■ **Work to do**: Write each line word for word, from the line that contains "Extract the structured" through the last line of the material below.

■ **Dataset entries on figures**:
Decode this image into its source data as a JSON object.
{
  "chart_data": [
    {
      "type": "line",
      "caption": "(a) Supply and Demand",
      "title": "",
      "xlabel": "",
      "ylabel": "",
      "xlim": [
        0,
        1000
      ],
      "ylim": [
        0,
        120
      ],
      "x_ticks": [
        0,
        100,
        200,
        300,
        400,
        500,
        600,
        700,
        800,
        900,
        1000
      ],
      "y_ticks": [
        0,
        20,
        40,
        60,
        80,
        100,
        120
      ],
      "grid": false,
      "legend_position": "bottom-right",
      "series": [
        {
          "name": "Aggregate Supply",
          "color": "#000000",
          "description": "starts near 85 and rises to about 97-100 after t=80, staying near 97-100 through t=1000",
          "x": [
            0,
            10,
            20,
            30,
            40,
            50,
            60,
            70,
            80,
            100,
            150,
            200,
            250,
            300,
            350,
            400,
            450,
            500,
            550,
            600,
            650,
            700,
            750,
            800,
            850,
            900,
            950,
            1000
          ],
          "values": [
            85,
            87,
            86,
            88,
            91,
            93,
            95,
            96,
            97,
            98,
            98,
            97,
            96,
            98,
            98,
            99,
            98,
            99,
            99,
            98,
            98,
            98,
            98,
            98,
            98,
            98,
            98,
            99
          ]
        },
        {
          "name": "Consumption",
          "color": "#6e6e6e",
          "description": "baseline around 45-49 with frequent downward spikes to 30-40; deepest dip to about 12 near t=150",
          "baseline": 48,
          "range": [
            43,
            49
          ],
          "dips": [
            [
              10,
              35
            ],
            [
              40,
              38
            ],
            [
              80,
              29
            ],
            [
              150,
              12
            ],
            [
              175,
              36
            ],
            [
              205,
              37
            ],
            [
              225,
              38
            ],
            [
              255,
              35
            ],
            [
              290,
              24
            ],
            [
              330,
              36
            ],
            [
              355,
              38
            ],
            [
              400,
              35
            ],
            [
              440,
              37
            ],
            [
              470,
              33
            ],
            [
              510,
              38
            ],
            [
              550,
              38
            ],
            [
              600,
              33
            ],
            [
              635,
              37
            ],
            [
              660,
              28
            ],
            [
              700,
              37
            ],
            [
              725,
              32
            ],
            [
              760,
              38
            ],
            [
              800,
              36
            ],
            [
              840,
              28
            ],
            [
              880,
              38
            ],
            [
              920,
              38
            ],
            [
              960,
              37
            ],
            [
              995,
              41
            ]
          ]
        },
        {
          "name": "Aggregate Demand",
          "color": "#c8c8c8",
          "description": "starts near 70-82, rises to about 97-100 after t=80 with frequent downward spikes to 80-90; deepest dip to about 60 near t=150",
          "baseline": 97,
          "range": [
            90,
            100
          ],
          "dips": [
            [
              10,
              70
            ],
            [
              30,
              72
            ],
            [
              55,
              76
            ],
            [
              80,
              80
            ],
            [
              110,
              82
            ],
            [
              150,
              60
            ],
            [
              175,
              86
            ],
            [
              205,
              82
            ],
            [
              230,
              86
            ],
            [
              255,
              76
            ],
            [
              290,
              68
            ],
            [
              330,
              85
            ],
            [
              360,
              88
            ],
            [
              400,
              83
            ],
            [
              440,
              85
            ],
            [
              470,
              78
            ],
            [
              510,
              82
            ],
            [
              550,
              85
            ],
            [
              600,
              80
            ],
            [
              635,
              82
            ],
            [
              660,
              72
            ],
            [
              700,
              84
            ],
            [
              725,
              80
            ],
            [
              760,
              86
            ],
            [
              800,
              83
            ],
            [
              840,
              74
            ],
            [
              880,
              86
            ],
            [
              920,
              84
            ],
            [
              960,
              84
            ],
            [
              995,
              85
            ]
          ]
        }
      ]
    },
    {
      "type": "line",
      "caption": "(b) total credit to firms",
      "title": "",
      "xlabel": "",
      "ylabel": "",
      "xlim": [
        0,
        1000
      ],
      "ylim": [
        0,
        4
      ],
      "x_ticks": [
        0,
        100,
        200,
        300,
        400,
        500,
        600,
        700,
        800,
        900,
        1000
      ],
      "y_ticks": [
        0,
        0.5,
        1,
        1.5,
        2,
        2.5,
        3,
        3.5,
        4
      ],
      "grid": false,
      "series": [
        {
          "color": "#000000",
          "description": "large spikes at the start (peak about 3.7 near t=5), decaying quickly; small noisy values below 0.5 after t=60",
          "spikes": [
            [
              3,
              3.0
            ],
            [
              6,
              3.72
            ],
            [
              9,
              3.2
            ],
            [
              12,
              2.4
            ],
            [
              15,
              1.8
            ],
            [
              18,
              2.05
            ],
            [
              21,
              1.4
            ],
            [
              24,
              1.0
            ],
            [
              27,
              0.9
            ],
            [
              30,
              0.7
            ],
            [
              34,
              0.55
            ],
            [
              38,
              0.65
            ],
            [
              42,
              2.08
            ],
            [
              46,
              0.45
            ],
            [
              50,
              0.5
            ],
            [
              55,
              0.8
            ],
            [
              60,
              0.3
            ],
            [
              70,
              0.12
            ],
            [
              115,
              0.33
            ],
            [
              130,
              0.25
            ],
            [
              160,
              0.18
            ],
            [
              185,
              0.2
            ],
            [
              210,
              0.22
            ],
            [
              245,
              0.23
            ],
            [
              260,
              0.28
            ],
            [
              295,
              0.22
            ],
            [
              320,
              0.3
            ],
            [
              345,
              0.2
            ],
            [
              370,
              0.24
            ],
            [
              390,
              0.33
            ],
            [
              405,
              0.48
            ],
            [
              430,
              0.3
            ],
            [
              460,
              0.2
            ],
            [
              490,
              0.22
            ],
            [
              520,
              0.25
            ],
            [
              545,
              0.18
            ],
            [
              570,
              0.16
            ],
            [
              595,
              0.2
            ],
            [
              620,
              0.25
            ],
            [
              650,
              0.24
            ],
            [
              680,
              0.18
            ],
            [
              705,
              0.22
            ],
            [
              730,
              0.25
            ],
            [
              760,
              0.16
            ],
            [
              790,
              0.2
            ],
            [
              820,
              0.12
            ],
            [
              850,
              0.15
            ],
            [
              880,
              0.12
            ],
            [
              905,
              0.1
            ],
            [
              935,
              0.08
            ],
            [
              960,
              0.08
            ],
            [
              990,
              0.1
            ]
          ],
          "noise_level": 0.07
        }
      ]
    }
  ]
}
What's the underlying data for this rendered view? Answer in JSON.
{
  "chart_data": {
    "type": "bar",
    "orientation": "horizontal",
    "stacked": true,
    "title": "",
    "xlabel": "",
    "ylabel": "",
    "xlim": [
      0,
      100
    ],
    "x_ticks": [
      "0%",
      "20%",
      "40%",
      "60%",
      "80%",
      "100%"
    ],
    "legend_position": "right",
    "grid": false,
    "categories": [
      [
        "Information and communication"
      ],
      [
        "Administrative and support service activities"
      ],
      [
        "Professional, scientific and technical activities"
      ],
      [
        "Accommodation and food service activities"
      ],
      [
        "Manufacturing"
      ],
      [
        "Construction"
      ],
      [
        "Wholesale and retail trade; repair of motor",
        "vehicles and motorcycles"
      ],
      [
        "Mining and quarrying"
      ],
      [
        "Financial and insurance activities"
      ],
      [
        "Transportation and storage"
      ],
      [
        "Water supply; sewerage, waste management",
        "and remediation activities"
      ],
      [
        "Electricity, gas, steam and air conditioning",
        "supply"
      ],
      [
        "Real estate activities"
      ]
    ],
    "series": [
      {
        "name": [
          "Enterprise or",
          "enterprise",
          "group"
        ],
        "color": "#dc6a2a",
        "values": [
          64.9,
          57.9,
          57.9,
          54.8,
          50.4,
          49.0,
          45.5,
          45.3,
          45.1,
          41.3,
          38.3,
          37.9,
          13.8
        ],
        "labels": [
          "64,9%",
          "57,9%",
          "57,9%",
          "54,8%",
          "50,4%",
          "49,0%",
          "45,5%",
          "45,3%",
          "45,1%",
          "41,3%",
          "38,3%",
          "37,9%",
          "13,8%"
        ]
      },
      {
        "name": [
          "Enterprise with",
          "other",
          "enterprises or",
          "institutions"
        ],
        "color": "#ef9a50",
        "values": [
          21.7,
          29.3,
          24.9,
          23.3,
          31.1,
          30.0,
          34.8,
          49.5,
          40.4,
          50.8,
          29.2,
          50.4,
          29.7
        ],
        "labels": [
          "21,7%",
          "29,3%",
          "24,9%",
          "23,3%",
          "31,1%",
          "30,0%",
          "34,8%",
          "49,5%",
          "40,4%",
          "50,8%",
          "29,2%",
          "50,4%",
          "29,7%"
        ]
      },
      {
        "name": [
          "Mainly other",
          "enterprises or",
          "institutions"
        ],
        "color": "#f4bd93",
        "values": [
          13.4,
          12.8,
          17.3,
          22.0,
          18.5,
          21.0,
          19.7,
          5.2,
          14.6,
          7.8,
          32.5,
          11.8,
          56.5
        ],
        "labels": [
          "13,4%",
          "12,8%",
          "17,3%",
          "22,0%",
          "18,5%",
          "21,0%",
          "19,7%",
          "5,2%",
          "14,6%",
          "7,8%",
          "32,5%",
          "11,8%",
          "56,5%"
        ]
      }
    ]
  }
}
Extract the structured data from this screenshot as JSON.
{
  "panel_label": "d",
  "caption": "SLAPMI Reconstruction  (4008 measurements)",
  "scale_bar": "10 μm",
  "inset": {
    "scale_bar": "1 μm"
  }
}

■ **Answer for this exercise**:
Extract the structured data from this screenshot as JSON.
{
  "panel_label": "d",
  "caption": "SLAPMI Reconstruction  (4008 measurements)",
  "scale_bar": "10 μm",
  "inset": {
    "scale_bar": "1 μm"
  }
}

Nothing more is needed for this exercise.